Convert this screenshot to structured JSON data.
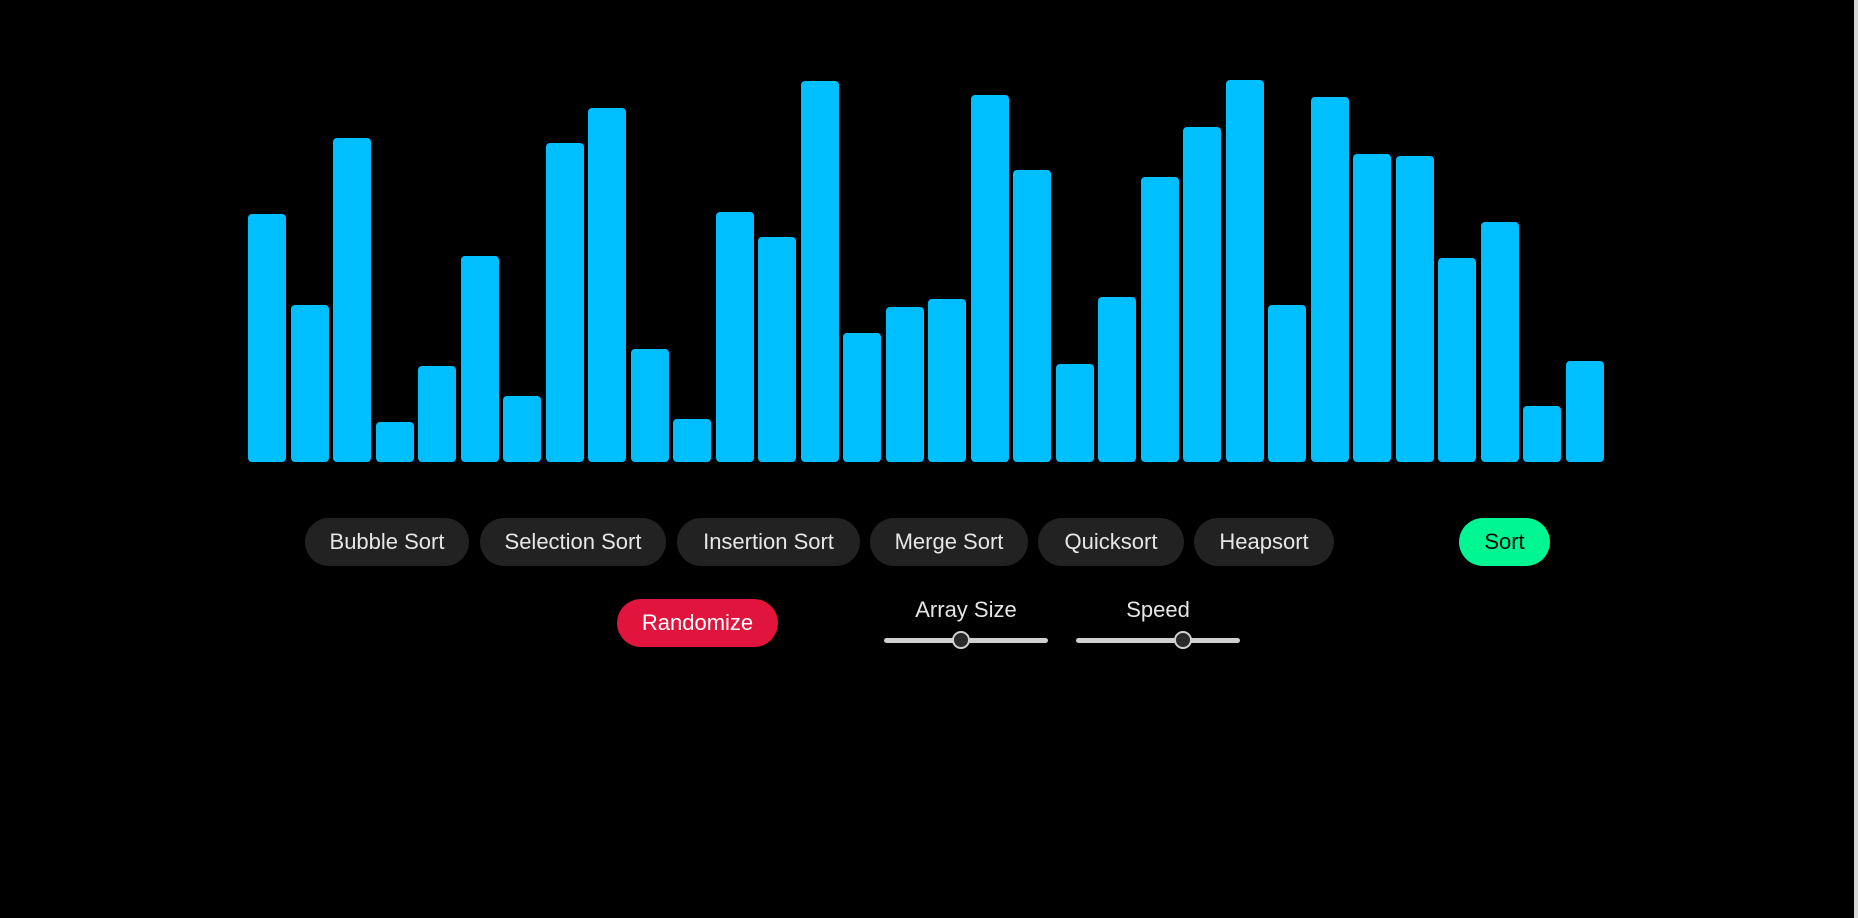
{
  "bars": {
    "color": "#00bfff",
    "values": [
      0.649,
      0.412,
      0.847,
      0.105,
      0.252,
      0.54,
      0.173,
      0.834,
      0.926,
      0.297,
      0.113,
      0.655,
      0.588,
      0.997,
      0.338,
      0.406,
      0.427,
      0.962,
      0.765,
      0.256,
      0.432,
      0.747,
      0.878,
      1.0,
      0.411,
      0.955,
      0.805,
      0.8,
      0.535,
      0.629,
      0.147,
      0.264
    ]
  },
  "algorithms": [
    {
      "label": "Bubble Sort",
      "name": "bubble-sort-button"
    },
    {
      "label": "Selection Sort",
      "name": "selection-sort-button"
    },
    {
      "label": "Insertion Sort",
      "name": "insertion-sort-button"
    },
    {
      "label": "Merge Sort",
      "name": "merge-sort-button"
    },
    {
      "label": "Quicksort",
      "name": "quicksort-button"
    },
    {
      "label": "Heapsort",
      "name": "heapsort-button"
    }
  ],
  "sort_button": {
    "label": "Sort",
    "color": "#00f593"
  },
  "randomize_button": {
    "label": "Randomize",
    "color": "#e0143c"
  },
  "sliders": {
    "array_size": {
      "label": "Array Size",
      "value": 0.47
    },
    "speed": {
      "label": "Speed",
      "value": 0.65
    }
  }
}
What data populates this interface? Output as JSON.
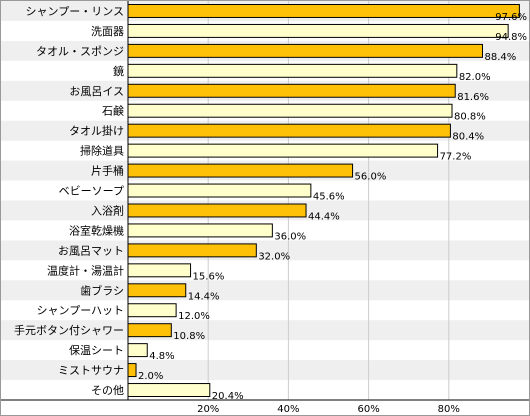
{
  "chart_data": {
    "type": "bar",
    "orientation": "horizontal",
    "title": "",
    "xlabel": "",
    "ylabel": "",
    "xlim": [
      0,
      100
    ],
    "grid": true,
    "legend": "none",
    "ticks": [
      "20%",
      "40%",
      "60%",
      "80%"
    ],
    "tick_values": [
      20,
      40,
      60,
      80
    ],
    "categories": [
      "シャンプー・リンス",
      "洗面器",
      "タオル・スポンジ",
      "鏡",
      "お風呂イス",
      "石鹸",
      "タオル掛け",
      "掃除道具",
      "片手桶",
      "ベビーソープ",
      "入浴剤",
      "浴室乾燥機",
      "お風呂マット",
      "温度計・湯温計",
      "歯ブラシ",
      "シャンプーハット",
      "手元ボタン付シャワー",
      "保温シート",
      "ミストサウナ",
      "その他"
    ],
    "values": [
      97.6,
      94.8,
      88.4,
      82.0,
      81.6,
      80.8,
      80.4,
      77.2,
      56.0,
      45.6,
      44.4,
      36.0,
      32.0,
      15.6,
      14.4,
      12.0,
      10.8,
      4.8,
      2.0,
      20.4
    ],
    "value_labels": [
      "97.6%",
      "94.8%",
      "88.4%",
      "82.0%",
      "81.6%",
      "80.8%",
      "80.4%",
      "77.2%",
      "56.0%",
      "45.6%",
      "44.4%",
      "36.0%",
      "32.0%",
      "15.6%",
      "14.4%",
      "12.0%",
      "10.8%",
      "4.8%",
      "2.0%",
      "20.4%"
    ],
    "highlighted": [
      true,
      false,
      true,
      false,
      true,
      false,
      true,
      false,
      true,
      false,
      true,
      false,
      true,
      false,
      true,
      false,
      true,
      false,
      true,
      false
    ],
    "colors": {
      "highlight": "#FFC107",
      "normal": "#FFFFCC",
      "stroke": "#000000",
      "row_alt": "#EFEFEF",
      "grid": "#CCCCCC",
      "frame": "#999999"
    }
  }
}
◇ ◇ ◇ ◇
--- Problem description ---
Which lines of the material contain the string "JSON"? List each of them.

--- Response to the exercise ---
Convert this screenshot to structured JSON data.
What data populates this interface? Output as JSON.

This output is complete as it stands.